== 課題 ==
下の本文の「太陽企画株式会社 tip プロデューサー」から「金原と日下部さんの推し、ムム。 武田さんの推し、ボン。」まで(両端を含む)を、「進行管理」を「工程管理」に入れ替えて書き直してください。

== 本文 ==

今回は、本プロジェクトを手掛けた乃村工藝社NOMLAB(ノムラボ)の金原彩季と、太陽企画株式会社(以下、太陽企画)プロデューサーの日下部泰寛さん、株式会社デジタルワークスエンタテイメント(以下、DWE)の武田拓弥さんをお招きし、プロジェクトの経緯やそれぞれの役割、開発段階での苦労話や工夫、大切にしていたことなどを語っていただきました。インタビューアーは、乃村工藝社 NOMLABコンテンツディレクター/デザイナーの中村瞳です。
左から、乃村工藝社 NOMLAB中村瞳、太陽企画株式会社 tip/プロデューサー 日下部泰寛さん、乃村工藝社NOMLAB 金原彩季、株式会社デジタルワークスエンタテイメント 武田拓弥さん
NOMLAB金原彩季
本プロジェクトではアートディレクターとして、キャラクターデザインからストーリー設計を担当。
太陽企画株式会社 tip プロデューサー 日下部泰寛さん
3社間のコミュニケーションやスケジュール調整などの進行管理を主に担当。
株式会社デジタルワークスエンタテイメント 武田拓弥さん
エンジニアとして、NOMLABのエンジニアと共に、じーずの森の構築を支えた。
ファシリテーター: NOMLAB中村瞳
統括ディレクターとして、全体構想・企画、映像やアニメーション、エフェクト等の演出面を担当。
プロジェクトメンバーの推し! じーずの森のキャラクター
金原と日下部さんの推し、ムム。 武田さんの推し、ボン。
「じーずの森とあしあとのヒミツ」
「じーずの森とあしあとのヒミツ」とは、NTTコノキュー「XR City」アプリ内のコンテンツの1つで、SDGsを意識した森「じーずの森」からSDGsを普及するためにやってきた個性豊かなキャラクターたちと出会う回遊型AR体験です。今後ショッピングモールなどの商業施設を中心に展開され、第一弾は、キャナルシティ博多にて2022年7月14日より体験していただけます。

== 抽出した情報 ==
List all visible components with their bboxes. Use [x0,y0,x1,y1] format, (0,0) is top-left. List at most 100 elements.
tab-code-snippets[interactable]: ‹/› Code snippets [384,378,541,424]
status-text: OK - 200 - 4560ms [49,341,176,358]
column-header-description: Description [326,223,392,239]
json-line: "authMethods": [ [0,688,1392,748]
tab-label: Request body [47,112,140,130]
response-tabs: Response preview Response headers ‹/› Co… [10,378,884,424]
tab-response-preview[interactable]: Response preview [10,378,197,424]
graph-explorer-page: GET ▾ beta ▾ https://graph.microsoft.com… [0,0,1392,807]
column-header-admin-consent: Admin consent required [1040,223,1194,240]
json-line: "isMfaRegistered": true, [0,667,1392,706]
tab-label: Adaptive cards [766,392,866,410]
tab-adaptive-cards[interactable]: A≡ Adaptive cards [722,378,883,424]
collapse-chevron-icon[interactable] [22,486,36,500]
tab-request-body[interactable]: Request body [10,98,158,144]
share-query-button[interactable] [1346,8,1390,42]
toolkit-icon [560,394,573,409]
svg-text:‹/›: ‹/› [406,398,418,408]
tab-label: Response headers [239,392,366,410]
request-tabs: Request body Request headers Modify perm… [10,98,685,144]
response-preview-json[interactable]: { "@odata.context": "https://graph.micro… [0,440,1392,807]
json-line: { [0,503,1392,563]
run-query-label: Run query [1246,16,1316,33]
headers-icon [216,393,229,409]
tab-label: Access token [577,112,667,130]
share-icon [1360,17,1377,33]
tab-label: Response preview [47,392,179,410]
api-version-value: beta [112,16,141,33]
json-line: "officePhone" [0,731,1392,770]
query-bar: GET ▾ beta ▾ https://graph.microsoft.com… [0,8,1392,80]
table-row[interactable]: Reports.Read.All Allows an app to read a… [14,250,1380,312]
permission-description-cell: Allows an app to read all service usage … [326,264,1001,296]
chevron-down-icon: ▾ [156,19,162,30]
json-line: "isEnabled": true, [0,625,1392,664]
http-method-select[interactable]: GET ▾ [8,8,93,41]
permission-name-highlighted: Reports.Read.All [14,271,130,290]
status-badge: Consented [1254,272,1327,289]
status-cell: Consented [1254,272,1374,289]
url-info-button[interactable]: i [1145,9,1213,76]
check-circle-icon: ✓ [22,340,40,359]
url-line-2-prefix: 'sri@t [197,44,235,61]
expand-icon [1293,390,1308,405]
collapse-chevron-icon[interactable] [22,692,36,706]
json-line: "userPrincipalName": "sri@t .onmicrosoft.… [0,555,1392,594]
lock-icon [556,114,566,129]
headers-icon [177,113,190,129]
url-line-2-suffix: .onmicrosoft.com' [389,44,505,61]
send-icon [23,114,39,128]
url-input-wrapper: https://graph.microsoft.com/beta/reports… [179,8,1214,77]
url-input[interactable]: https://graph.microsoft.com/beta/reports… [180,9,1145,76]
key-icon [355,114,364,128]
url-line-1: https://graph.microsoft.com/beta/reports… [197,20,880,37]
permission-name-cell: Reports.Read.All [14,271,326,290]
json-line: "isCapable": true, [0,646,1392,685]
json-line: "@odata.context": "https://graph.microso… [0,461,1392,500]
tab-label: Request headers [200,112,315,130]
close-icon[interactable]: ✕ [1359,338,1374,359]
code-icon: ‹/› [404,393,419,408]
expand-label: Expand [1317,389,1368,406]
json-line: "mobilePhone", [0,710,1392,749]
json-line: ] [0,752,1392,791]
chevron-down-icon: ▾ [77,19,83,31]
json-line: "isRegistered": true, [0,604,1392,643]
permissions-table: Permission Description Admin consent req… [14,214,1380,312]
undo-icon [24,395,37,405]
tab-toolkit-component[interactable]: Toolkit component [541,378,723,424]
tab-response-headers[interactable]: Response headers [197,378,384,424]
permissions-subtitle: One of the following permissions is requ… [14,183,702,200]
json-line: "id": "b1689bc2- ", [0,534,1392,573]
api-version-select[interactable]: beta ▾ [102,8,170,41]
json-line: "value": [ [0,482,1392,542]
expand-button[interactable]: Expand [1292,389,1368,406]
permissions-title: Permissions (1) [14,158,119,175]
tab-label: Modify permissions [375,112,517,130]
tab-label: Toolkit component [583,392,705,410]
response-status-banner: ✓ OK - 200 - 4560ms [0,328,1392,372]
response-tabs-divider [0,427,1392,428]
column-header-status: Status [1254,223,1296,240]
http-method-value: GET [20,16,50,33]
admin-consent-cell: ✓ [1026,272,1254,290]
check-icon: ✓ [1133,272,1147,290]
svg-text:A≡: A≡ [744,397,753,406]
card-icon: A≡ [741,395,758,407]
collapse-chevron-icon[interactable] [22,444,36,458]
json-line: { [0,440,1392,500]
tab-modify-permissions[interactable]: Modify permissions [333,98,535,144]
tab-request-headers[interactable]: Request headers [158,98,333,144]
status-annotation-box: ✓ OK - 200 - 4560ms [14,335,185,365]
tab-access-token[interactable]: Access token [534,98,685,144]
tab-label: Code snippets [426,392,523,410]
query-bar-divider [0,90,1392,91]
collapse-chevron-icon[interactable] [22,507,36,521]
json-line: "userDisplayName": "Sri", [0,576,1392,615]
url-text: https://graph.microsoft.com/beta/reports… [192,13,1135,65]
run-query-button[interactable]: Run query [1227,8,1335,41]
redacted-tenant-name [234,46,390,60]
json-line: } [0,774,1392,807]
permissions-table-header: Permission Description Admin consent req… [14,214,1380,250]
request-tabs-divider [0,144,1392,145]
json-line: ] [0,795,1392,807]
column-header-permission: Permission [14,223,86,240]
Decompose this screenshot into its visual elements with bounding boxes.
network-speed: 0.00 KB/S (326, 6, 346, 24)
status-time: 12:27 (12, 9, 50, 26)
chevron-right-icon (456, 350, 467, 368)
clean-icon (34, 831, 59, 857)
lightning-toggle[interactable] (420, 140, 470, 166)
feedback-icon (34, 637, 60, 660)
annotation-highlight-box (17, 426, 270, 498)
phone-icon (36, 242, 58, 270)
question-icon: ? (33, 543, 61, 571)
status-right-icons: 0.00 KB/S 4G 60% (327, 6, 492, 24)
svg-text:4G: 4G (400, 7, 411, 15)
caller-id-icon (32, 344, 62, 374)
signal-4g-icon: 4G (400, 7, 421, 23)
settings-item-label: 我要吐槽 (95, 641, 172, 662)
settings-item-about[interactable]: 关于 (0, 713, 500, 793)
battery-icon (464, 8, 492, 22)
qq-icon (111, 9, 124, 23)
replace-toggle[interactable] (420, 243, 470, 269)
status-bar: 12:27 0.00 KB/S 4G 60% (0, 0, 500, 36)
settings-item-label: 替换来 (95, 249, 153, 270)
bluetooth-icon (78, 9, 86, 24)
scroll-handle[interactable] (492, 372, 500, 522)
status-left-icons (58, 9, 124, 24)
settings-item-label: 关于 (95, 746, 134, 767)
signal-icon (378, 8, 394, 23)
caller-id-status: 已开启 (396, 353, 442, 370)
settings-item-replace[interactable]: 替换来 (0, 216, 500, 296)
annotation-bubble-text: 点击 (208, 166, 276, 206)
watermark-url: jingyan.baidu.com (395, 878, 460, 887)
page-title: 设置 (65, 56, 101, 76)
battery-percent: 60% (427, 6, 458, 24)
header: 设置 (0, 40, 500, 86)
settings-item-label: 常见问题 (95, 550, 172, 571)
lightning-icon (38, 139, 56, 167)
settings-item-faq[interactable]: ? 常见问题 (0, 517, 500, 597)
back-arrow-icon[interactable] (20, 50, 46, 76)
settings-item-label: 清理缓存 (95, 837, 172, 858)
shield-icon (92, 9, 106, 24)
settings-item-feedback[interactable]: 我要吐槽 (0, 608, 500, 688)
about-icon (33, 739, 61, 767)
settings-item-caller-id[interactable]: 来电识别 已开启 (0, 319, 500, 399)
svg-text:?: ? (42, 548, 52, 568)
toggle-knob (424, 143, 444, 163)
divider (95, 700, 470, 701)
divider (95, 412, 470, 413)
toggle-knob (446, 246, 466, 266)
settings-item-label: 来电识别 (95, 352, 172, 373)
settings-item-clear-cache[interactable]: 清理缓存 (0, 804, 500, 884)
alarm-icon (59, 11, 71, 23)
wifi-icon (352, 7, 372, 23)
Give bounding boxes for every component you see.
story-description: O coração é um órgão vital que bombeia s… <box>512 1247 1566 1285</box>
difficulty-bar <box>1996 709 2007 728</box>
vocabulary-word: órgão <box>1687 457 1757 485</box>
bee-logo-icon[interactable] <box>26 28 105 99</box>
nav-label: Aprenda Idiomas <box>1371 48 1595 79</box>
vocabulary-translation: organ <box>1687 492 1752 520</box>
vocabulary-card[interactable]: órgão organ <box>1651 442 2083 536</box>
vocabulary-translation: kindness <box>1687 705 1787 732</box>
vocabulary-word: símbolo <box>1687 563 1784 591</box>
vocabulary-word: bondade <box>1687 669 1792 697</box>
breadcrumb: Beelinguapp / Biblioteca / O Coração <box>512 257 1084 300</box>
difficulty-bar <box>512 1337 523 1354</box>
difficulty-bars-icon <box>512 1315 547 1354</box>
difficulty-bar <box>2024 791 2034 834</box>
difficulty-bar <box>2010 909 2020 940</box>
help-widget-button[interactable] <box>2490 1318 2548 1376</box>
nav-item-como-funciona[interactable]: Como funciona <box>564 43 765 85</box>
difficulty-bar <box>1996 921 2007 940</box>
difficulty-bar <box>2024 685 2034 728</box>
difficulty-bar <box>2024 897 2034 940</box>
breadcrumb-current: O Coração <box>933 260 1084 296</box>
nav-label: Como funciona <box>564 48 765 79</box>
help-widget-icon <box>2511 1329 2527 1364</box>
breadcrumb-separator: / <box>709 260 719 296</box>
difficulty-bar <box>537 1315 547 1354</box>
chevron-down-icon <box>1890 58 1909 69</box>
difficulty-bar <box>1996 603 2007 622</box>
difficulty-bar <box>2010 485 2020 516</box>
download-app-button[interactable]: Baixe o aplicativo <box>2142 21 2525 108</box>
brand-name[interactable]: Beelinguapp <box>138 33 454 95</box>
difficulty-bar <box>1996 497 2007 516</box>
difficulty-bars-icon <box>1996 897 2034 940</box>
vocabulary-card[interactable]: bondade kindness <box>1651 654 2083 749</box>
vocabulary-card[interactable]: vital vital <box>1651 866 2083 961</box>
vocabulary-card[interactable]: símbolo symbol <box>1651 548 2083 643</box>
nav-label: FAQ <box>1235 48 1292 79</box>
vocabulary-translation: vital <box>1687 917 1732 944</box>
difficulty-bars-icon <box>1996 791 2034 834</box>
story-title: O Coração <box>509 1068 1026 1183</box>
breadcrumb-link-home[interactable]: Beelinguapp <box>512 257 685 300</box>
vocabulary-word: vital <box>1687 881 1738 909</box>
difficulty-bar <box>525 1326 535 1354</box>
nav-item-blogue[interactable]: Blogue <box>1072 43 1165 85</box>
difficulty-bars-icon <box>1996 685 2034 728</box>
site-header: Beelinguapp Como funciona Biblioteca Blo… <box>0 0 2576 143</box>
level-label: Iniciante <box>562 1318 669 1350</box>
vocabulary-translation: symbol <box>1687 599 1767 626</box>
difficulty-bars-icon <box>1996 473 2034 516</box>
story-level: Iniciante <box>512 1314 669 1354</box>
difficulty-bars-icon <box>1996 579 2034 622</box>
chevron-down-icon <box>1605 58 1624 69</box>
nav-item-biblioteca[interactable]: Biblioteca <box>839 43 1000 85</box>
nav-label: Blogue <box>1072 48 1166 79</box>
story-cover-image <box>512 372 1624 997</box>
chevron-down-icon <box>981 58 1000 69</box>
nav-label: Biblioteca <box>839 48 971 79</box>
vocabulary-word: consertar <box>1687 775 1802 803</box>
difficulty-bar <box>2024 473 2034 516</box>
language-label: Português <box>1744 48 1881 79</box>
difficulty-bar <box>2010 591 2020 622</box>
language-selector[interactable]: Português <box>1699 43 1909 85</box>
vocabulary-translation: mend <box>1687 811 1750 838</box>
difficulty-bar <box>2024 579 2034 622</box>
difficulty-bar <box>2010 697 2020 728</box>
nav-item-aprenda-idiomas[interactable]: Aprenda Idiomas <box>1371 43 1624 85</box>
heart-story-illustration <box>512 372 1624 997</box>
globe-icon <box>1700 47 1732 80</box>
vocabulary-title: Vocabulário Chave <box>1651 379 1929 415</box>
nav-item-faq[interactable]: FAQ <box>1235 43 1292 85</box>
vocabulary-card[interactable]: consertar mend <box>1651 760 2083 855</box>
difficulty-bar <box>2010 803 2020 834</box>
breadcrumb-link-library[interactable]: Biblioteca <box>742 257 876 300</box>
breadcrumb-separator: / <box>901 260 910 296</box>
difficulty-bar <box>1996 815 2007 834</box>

== 解答 ==
太陽企画株式会社 tip プロデューサー 日下部泰寛さん
3社間のコミュニケーションやスケジュール調整などの工程管理を主に担当。
株式会社デジタルワークスエンタテイメント 武田拓弥さん
エンジニアとして、NOMLABのエンジニアと共に、じーずの森の構築を支えた。
ファシリテーター: NOMLAB中村瞳
統括ディレクターとして、全体構想・企画、映像やアニメーション、エフェクト等の演出面を担当。
プロジェクトメンバーの推し! じーずの森のキャラクター
金原と日下部さんの推し、ムム。 武田さんの推し、ボン。